• _WHAT THIS TASK INVOLVES_
Report only the number of lines in this material that include the string "registrados".

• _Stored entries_

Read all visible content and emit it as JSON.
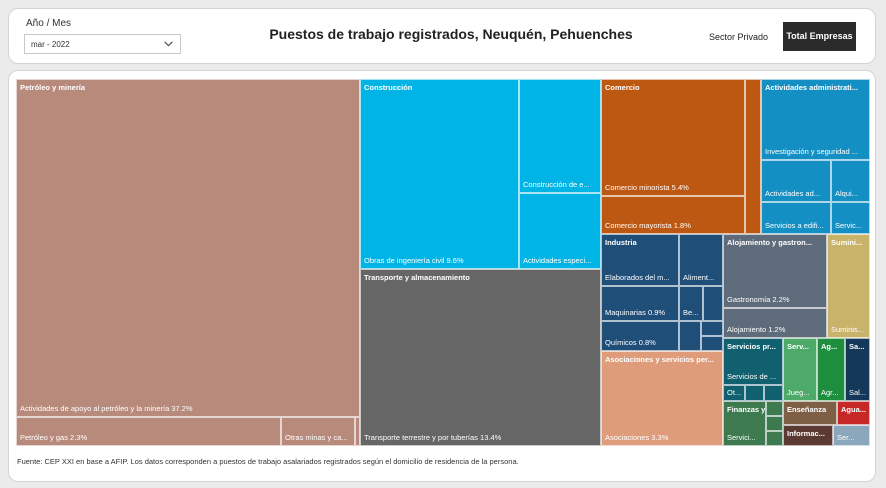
{
  "filter": {
    "label": "Año / Mes",
    "value": "mar - 2022"
  },
  "title": "Puestos de trabajo registrados, Neuquén, Pehuenches",
  "buttons": {
    "sector": "Sector Privado",
    "total": "Total Empresas"
  },
  "colors": {
    "accent_dark": "#2b2b2b",
    "petroleo": "#b88a7b",
    "construccion": "#00b5e5",
    "transporte": "#666666",
    "comercio": "#bd5812",
    "administrativas": "#148fc3",
    "industria": "#1f4e79",
    "alojamiento": "#5e6b7a",
    "suministro": "#c9b36b",
    "asociaciones": "#df9c7a"
  },
  "treemap": {
    "petroleo": {
      "label": "Petróleo y minería",
      "apoyo": "Actividades de apoyo al petróleo y la minería 37.2%",
      "gas": "Petróleo y gas 2.3%",
      "otras": "Otras minas y ca..."
    },
    "construccion": {
      "label": "Construcción",
      "obras": "Obras de ingeniería civil 9.6%",
      "edificios": "Construcción de e...",
      "especializadas": "Actividades especi..."
    },
    "transporte": {
      "label": "Transporte y almacenamiento",
      "terrestre": "Transporte terrestre y por tuberías 13.4%"
    },
    "comercio": {
      "label": "Comercio",
      "minorista": "Comercio minorista 5.4%",
      "mayorista": "Comercio mayorista 1.8%"
    },
    "administrativas": {
      "label": "Actividades administrati...",
      "investigacion": "Investigación y seguridad ...",
      "actividades": "Actividades ad...",
      "alquiler": "Alqui...",
      "servicios_edificios": "Servicios a edifi...",
      "servicios": "Servic..."
    },
    "industria": {
      "label": "Industria",
      "elaborados": "Elaborados del m...",
      "alimentos": "Aliment...",
      "maquinarias": "Maquinarias 0.9%",
      "bebidas": "Be...",
      "quimicos": "Químicos 0.8%"
    },
    "alojamiento": {
      "label": "Alojamiento y gastron...",
      "gastronomia": "Gastronomía 2.2%",
      "alojamiento": "Alojamiento 1.2%"
    },
    "suministro": {
      "label": "Sumini...",
      "sub": "Suminis..."
    },
    "asociaciones": {
      "label": "Asociaciones y servicios per...",
      "sub": "Asociaciones 3.3%"
    },
    "servicios_profesionales": {
      "label": "Servicios pr...",
      "sub": "Servicios de ...",
      "otros": "Ot..."
    },
    "servicios_artisticos": {
      "label": "Serv...",
      "sub": "Jueg..."
    },
    "agro": {
      "label": "Ag...",
      "sub": "Agr..."
    },
    "salud": {
      "label": "Sa...",
      "sub": "Sal..."
    },
    "finanzas": {
      "label": "Finanzas y s...",
      "sub": "Servici..."
    },
    "ensenanza": {
      "label": "Enseñanza"
    },
    "agua": {
      "label": "Agua..."
    },
    "informacion": {
      "label": "Informac..."
    },
    "servicios_otros": {
      "label": "Ser..."
    }
  },
  "footnote": "Fuente: CEP XXI en base a AFIP. Los datos corresponden a puestos de trabajo asalariados registrados según el domicilio de residencia de la persona."
}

• _TASK ANSWER_
2